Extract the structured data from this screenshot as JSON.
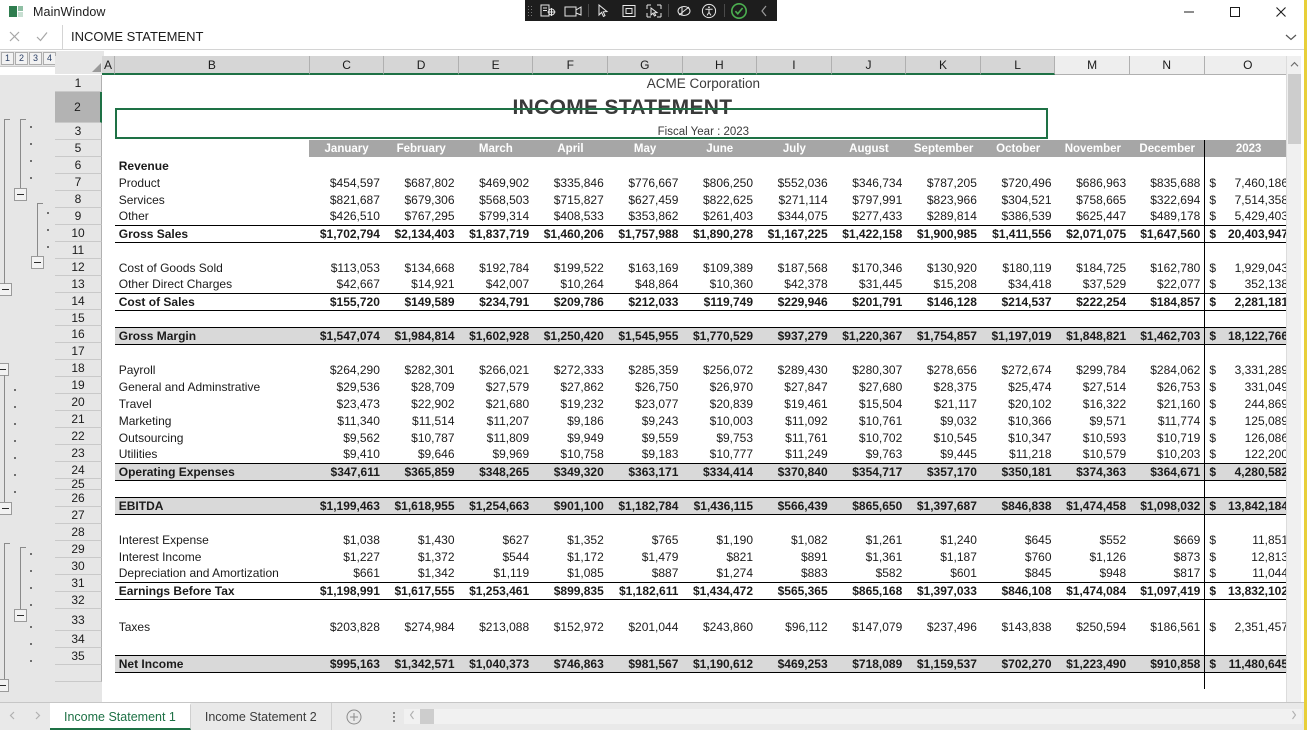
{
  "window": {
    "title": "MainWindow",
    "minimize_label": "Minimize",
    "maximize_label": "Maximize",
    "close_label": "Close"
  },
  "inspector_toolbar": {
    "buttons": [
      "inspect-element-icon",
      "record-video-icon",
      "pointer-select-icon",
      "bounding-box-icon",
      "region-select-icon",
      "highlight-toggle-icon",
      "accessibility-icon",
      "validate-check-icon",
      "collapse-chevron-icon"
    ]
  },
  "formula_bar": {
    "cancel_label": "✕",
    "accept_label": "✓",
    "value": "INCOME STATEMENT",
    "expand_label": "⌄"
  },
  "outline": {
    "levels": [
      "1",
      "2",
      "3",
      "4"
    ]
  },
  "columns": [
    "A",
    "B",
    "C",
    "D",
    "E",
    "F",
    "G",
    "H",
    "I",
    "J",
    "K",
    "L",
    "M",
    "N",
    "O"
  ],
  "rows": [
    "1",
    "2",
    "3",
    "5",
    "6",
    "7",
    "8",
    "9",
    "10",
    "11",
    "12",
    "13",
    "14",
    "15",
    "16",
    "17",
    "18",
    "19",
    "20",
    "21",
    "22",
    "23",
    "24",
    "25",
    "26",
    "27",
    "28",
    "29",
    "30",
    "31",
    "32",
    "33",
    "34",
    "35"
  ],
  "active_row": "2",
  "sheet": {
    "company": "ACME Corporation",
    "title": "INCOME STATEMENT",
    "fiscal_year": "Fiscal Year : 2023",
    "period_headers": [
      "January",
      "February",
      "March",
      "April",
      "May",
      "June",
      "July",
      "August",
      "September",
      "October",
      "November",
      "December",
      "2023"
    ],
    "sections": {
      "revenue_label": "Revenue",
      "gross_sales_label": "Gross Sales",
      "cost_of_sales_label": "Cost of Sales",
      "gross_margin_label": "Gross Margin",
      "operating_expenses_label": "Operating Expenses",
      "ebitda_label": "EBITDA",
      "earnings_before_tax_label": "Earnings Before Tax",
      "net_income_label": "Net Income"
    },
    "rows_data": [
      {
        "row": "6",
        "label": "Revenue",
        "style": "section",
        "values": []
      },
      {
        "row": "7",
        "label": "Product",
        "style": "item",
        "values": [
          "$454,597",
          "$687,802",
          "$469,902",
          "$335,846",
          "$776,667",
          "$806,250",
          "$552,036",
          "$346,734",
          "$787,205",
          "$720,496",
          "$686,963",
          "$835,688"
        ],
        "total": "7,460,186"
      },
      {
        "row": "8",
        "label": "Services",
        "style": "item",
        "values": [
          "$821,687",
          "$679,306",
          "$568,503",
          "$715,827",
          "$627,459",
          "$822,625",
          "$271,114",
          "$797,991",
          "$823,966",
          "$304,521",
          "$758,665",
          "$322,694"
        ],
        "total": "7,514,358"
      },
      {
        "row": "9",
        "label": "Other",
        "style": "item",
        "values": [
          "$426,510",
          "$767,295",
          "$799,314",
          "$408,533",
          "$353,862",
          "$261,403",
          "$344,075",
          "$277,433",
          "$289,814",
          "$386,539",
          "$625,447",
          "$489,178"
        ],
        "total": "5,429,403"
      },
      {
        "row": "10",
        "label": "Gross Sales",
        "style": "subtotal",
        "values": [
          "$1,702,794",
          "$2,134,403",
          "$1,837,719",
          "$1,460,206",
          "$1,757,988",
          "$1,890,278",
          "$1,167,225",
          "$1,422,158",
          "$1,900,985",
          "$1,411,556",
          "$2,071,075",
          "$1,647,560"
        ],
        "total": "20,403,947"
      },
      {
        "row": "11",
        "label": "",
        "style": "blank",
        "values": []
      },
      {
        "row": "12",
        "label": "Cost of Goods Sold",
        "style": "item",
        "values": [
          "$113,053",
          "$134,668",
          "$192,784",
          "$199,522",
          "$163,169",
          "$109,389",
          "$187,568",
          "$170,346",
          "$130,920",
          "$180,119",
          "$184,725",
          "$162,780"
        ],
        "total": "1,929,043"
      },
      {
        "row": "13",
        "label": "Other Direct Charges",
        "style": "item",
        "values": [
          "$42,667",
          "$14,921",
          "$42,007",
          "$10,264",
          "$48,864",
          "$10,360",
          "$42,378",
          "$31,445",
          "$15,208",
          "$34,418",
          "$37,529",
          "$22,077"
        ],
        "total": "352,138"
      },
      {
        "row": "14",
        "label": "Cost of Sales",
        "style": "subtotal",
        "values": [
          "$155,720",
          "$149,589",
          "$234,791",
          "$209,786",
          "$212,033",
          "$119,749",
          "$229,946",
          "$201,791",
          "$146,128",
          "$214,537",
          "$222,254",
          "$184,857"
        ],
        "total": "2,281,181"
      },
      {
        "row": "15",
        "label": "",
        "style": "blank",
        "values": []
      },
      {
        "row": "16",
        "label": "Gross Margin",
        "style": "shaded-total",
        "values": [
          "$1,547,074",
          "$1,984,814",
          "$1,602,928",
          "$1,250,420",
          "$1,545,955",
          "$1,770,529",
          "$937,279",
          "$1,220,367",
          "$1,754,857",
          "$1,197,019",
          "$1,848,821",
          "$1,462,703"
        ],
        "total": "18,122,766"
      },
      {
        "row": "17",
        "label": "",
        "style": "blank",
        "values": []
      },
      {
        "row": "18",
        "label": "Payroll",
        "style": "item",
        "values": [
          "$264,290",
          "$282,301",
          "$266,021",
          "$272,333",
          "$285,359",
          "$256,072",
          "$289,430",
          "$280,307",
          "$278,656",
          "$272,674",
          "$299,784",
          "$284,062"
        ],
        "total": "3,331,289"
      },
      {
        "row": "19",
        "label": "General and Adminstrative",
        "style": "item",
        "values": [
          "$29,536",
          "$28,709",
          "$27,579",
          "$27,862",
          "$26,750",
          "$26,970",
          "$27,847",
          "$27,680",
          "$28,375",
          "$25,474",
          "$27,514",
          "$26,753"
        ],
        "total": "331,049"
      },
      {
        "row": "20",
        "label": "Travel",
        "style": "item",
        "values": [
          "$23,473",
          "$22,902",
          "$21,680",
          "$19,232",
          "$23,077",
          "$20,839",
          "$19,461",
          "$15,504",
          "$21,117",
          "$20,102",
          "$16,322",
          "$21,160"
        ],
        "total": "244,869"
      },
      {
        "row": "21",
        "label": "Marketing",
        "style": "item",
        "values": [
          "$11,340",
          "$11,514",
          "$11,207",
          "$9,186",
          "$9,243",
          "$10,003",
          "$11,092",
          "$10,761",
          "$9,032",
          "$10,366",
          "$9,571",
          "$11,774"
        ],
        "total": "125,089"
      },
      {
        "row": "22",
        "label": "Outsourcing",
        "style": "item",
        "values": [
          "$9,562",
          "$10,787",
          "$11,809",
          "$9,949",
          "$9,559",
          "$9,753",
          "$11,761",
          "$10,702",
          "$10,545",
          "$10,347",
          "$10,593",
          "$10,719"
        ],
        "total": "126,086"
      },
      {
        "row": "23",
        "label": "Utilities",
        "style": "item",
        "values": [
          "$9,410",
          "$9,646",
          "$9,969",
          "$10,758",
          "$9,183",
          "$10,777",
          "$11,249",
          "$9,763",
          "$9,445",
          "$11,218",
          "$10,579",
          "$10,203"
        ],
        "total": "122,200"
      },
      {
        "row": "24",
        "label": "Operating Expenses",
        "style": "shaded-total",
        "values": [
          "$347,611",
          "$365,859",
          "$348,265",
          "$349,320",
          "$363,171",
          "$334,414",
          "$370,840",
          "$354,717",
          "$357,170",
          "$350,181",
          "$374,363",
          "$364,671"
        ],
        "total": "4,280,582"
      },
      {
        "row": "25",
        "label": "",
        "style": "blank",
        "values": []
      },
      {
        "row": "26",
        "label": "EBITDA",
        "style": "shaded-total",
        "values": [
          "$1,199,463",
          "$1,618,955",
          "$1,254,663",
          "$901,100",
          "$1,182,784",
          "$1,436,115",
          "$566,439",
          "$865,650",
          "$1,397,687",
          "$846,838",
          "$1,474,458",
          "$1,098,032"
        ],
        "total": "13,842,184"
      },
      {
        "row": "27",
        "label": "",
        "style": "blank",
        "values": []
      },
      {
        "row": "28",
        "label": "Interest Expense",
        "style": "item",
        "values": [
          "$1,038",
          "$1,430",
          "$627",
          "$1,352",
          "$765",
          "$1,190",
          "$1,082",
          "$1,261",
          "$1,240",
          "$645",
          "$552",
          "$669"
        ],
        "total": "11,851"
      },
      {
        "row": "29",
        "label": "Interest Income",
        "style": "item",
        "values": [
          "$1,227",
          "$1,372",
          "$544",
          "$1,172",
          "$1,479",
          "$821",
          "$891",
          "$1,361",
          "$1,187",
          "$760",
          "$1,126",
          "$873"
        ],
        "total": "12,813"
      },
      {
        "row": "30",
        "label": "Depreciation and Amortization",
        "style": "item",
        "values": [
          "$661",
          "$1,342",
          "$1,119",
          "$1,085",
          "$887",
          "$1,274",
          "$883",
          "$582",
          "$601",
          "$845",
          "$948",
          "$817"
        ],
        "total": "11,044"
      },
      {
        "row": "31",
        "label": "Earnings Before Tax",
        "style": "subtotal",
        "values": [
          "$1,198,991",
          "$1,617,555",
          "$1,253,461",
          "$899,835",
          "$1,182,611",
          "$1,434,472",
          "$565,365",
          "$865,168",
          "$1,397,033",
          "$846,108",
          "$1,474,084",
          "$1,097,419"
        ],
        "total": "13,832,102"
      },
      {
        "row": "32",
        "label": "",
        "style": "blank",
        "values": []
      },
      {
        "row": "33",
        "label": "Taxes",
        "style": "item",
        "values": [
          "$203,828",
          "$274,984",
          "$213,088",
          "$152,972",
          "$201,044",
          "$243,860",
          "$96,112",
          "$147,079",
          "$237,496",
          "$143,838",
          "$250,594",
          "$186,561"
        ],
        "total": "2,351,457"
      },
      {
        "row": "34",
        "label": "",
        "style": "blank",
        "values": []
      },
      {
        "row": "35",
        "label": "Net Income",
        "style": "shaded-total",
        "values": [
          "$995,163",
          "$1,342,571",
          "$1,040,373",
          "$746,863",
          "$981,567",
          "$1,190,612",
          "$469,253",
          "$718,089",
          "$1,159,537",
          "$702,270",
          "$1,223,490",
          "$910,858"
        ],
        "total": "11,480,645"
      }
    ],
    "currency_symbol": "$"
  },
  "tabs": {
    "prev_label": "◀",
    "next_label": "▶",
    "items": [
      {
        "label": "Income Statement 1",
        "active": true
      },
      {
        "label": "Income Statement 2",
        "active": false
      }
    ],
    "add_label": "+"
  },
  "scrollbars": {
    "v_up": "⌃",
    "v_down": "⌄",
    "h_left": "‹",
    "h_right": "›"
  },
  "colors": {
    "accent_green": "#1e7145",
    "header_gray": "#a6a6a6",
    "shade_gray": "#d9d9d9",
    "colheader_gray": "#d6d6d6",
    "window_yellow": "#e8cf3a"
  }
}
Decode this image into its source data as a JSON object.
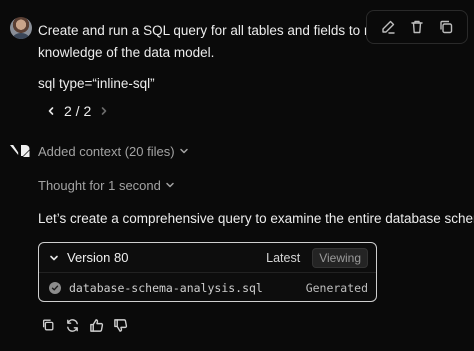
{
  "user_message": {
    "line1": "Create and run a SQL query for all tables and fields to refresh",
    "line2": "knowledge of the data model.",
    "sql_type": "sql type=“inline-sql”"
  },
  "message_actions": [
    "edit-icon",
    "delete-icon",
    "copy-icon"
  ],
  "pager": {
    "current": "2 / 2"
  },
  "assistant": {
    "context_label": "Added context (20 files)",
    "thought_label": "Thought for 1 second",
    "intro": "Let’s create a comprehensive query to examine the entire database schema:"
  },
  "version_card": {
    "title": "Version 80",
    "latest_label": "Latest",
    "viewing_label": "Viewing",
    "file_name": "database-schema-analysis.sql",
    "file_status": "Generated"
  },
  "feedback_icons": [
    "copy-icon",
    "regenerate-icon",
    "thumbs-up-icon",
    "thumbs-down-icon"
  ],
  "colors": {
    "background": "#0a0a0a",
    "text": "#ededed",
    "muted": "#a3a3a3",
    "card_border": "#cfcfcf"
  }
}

:::::

- _Exercise directions_
Search the data for "schema". Copy every matching line.

- _The output_
    "intro": "Let’s create a comprehensive query to examine the entire database schema:"
    "file_name": "database-schema-analysis.sql",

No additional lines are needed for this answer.